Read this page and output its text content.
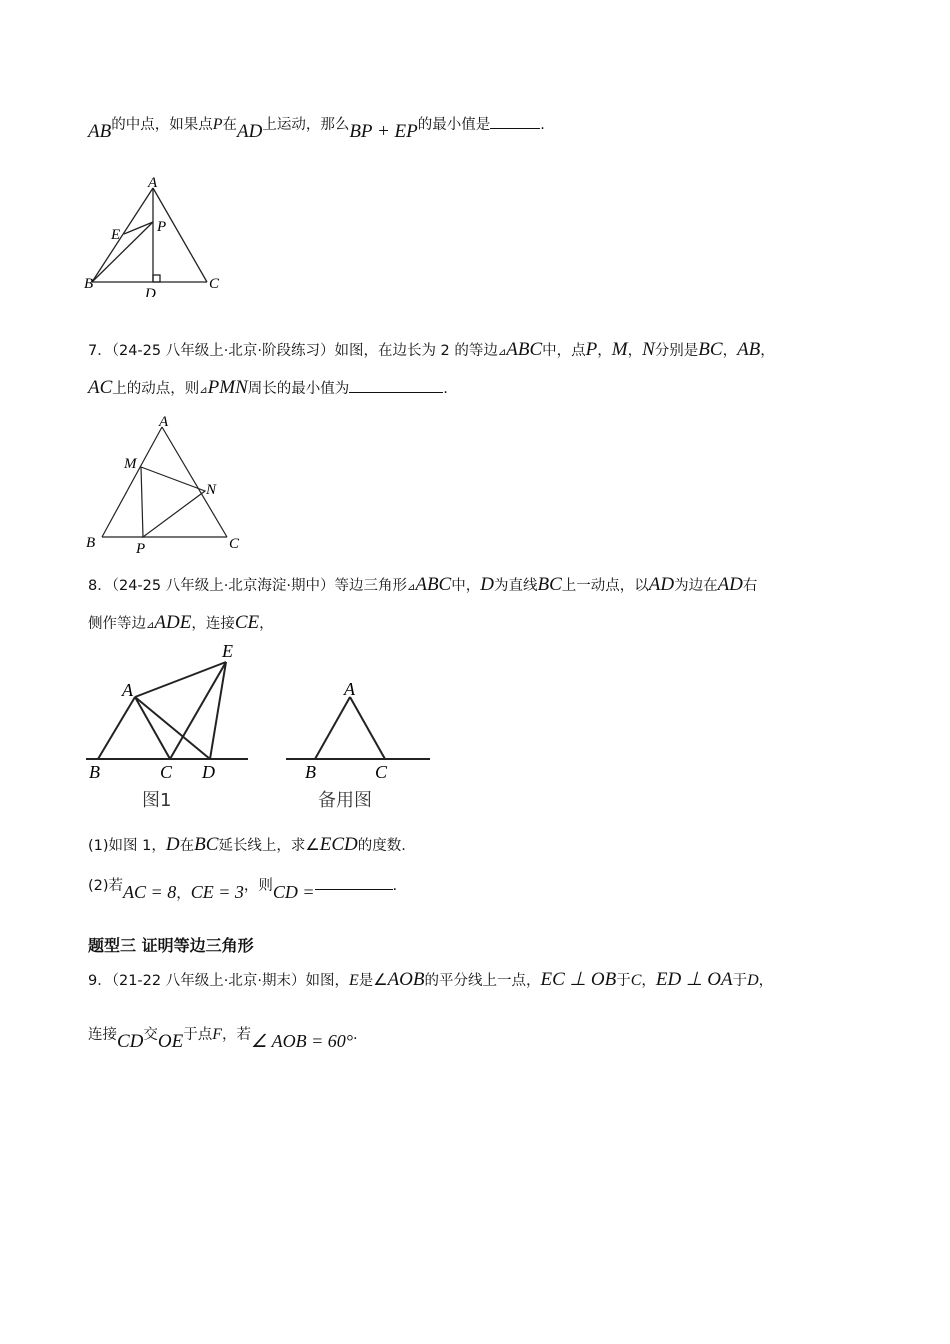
AB的中点，如果点P在AD上运动，那么BP + EP的最小值是	.
A
E P
B
D
C
7．（24-25 八年级上·北京·阶段练习）如图，在边长为 2 的等边⊿ABC中，点P，M，N分别是BC，AB，
AC上的动点，则⊿PMN周长的最小值为	.
A
M
N
B	P	C
8．（24-25 八年级上·北京海淀·期中）等边三角形⊿ABC中，D为直线BC上一动点，以AD为边在AD右
侧作等边⊿ADE，连接CE，
E
A
B	C D
图1
A
B	C
备用图
(1)如图 1，D在BC延长线上，求∠ECD的度数.
(2)若AC = 8，CE = 3，则CD =	.
题型三 证明等边三角形
9．（21-22 八年级上·北京·期末）如图，E是∠AOB的平分线上一点，EC ⊥ OB于C，ED ⊥ OA于D，
连接CD交OE于点F，若∠ AOB = 60°.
^^^^
**The exercise**
Restate the records word for word, omitting images.

**Response below**
Read this page and output its text content.
AB的中点，如果点P在AD上运动，那么BP + EP的最小值是	.
A
E P
B
D
C
7．（24-25 八年级上·北京·阶段练习）如图，在边长为 2 的等边⊿ABC中，点P，M，N分别是BC，AB，
AC上的动点，则⊿PMN周长的最小值为	.
A
M
N
B	P	C
8．（24-25 八年级上·北京海淀·期中）等边三角形⊿ABC中，D为直线BC上一动点，以AD为边在AD右
侧作等边⊿ADE，连接CE，
E
A
B	C D
图1
A
B	C
备用图
(1)如图 1，D在BC延长线上，求∠ECD的度数.
(2)若AC = 8，CE = 3，则CD =	.
题型三 证明等边三角形
9．（21-22 八年级上·北京·期末）如图，E是∠AOB的平分线上一点，EC ⊥ OB于C，ED ⊥ OA于D，
连接CD交OE于点F，若∠ AOB = 60°.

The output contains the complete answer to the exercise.